* Détails de l'exercice: Reproduisez intégralement le texte fourni ci-dessous, caractère pour caractère, sans rien omettre ni modifier.

* Texte fourni:

⁂

Mardi 24 Juillet 2007
Coulent mes larmes
Par jardinbaroque, Mardi 24 Juillet 2007 à 19:09 GMT+2 dans Correspondances

Jacob CORNELISZ VAN OOSTSANEN
(c.1470-c.1533)
L'apparition du Christ à Marie-Madeleine (détail), 1507.
Huile sur bois, Kassel, Staatliche Museen.
Tant que mes yeus pourront larmes espandre
A l'heur passé avec toi regretter :
Et qu'aus sanglots et soupirs resister
Pourra ma voix, et un peu faire entendre :
Tant que ma main pourra les
cordes tendre
Du mignart Lut, pour tes graces
chanter :
Tant que l'esprit se voudra
contenter
De ne vouloir rien fors que toy
comprendre :
Je ne souhaitte encore point
mourir.
Mais quand mes yeus je sentiray
tarir,
Ma voix cassée, et ma main
impuissante,
Et mon esprit en ce mortel sejour
Ne pouvant plus montrer signe
d'amante :
Prirey la Mort noircir mon plus cler
jour.
Louise LABÉ (c.1520/22-1566),
Sonnet XIV (Œuvres
poétiques, 1555).
Musique :
Nicolas GOMBERT (c.1500-c.1557),
Je prens congie, chanson
pour huit voix, sans date.
Source : Londres, British Library,
Manuscrit Royal, appendice 49-54.
Huelgas Ensemble - Paul van NEVEL, direction.
Extrait de :
Musique de la cour
de Charles V (Œuvres sacrées et profanes de Nicolas Gombert). 1 CD Sony
« Vivarte » SK 48 249.
[Texte chanté :
Je prens congie de mes amours
desquelles me fault partir.
Hellas ! nul ne me vient
donner secours
dont dois plourer et bien gemir,
si suis ie mis en plus decent
martire.

⁂

* Lignes de données:
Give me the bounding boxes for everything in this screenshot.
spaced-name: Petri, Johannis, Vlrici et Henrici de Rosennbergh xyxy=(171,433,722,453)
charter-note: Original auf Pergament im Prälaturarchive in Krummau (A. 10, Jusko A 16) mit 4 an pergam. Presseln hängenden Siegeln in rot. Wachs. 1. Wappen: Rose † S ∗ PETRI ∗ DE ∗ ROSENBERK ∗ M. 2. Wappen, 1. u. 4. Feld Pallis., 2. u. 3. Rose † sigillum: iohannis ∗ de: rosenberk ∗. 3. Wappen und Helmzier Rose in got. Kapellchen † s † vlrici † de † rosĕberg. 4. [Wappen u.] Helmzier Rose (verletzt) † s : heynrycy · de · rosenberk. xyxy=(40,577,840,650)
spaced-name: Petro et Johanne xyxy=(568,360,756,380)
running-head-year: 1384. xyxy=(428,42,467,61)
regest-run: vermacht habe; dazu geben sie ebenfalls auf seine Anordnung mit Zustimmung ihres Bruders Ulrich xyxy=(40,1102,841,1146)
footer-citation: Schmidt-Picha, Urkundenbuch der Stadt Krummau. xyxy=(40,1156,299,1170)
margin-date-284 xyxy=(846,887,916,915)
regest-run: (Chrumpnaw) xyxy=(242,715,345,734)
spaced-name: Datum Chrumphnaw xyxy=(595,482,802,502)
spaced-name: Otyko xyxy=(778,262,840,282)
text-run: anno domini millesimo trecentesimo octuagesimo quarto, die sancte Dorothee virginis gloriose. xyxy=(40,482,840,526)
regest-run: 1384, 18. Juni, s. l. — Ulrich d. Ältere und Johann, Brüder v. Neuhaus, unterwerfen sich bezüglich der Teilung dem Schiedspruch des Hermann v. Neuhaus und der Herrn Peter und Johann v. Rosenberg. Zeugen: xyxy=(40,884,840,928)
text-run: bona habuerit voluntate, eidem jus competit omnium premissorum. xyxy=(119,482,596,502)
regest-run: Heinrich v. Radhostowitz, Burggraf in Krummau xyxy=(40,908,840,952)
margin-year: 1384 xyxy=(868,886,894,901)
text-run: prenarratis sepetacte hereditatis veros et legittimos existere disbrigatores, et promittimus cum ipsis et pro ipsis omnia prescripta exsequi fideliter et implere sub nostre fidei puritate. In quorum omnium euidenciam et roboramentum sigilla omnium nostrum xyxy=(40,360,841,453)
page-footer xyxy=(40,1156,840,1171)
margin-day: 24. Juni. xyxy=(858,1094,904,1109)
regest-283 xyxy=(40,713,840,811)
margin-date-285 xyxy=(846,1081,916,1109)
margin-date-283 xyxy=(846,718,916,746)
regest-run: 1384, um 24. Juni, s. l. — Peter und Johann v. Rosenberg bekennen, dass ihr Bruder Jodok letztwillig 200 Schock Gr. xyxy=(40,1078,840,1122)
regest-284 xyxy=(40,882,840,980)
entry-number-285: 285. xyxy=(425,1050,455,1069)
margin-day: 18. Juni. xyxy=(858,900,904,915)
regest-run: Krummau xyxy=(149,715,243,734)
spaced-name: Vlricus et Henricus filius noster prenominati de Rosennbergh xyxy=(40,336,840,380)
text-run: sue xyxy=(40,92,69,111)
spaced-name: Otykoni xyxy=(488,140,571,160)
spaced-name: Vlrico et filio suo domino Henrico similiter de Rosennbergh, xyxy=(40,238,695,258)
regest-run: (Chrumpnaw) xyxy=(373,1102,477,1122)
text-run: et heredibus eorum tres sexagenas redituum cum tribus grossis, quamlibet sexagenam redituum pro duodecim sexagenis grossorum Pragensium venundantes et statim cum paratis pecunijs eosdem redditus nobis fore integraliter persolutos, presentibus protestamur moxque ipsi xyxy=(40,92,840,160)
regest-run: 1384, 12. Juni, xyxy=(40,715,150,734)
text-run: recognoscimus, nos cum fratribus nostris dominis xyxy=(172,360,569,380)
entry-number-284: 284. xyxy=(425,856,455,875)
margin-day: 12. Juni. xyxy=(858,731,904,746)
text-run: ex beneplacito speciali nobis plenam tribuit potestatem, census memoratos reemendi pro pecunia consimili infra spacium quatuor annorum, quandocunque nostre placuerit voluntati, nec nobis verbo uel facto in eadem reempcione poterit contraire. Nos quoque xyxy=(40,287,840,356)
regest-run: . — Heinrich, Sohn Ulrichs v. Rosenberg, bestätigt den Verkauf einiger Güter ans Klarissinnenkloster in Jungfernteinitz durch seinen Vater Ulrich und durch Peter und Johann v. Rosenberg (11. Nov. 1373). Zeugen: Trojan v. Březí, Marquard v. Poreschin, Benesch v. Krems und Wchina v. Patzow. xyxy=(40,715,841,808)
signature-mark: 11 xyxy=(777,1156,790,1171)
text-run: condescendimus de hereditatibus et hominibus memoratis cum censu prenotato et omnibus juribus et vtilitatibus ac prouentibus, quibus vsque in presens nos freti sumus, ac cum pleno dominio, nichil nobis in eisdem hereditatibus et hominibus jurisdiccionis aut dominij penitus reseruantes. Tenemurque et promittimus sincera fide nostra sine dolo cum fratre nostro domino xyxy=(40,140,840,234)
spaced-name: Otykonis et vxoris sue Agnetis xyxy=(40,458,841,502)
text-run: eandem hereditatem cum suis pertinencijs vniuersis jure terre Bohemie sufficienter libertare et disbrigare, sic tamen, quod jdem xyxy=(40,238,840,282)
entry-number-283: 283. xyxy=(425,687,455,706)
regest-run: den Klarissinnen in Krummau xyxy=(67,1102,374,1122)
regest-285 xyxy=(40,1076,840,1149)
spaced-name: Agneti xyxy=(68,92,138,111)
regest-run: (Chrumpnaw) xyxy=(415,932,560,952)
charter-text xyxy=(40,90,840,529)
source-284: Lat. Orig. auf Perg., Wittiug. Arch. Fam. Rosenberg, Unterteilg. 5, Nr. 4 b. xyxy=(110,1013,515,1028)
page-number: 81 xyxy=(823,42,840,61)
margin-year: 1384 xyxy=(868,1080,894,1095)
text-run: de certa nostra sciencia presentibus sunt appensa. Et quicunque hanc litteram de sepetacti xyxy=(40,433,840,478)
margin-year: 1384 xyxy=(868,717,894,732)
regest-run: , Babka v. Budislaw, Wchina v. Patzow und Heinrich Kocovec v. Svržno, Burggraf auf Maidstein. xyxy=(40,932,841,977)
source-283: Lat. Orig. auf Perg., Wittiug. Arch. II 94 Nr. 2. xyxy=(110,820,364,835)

⁂

* Réponse à l'exercice:
Mardi 24 Juillet 2007
Coulent mes larmes
Par jardinbaroque, Mardi 24 Juillet 2007 à 19:09 GMT+2 dans Correspondances

Jacob CORNELISZ VAN OOSTSANEN
(c.1470-c.1533)
L'apparition du Christ à Marie-Madeleine (détail), 1507.
Huile sur bois, Kassel, Staatliche Museen.
Tant que mes yeus pourront larmes espandre
A l'heur passé avec toi regretter :
Et qu'aus sanglots et soupirs resister
Pourra ma voix, et un peu faire entendre :
Tant que ma main pourra les
cordes tendre
Du mignart Lut, pour tes graces
chanter :
Tant que l'esprit se voudra
contenter
De ne vouloir rien fors que toy
comprendre :
Je ne souhaitte encore point
mourir.
Mais quand mes yeus je sentiray
tarir,
Ma voix cassée, et ma main
impuissante,
Et mon esprit en ce mortel sejour
Ne pouvant plus montrer signe
d'amante :
Prirey la Mort noircir mon plus cler
jour.
Louise LABÉ (c.1520/22-1566),
Sonnet XIV (Œuvres
poétiques, 1555).
Musique :
Nicolas GOMBERT (c.1500-c.1557),
Je prens congie, chanson
pour huit voix, sans date.
Source : Londres, British Library,
Manuscrit Royal, appendice 49-54.
Huelgas Ensemble - Paul van NEVEL, direction.
Extrait de :
Musique de la cour
de Charles V (Œuvres sacrées et profanes de Nicolas Gombert). 1 CD Sony
« Vivarte » SK 48 249.
[Texte chanté :
Je prens congie de mes amours
desquelles me fault partir.
Hellas ! nul ne me vient
donner secours
dont dois plourer et bien gemir,
si suis ie mis en plus decent
martire.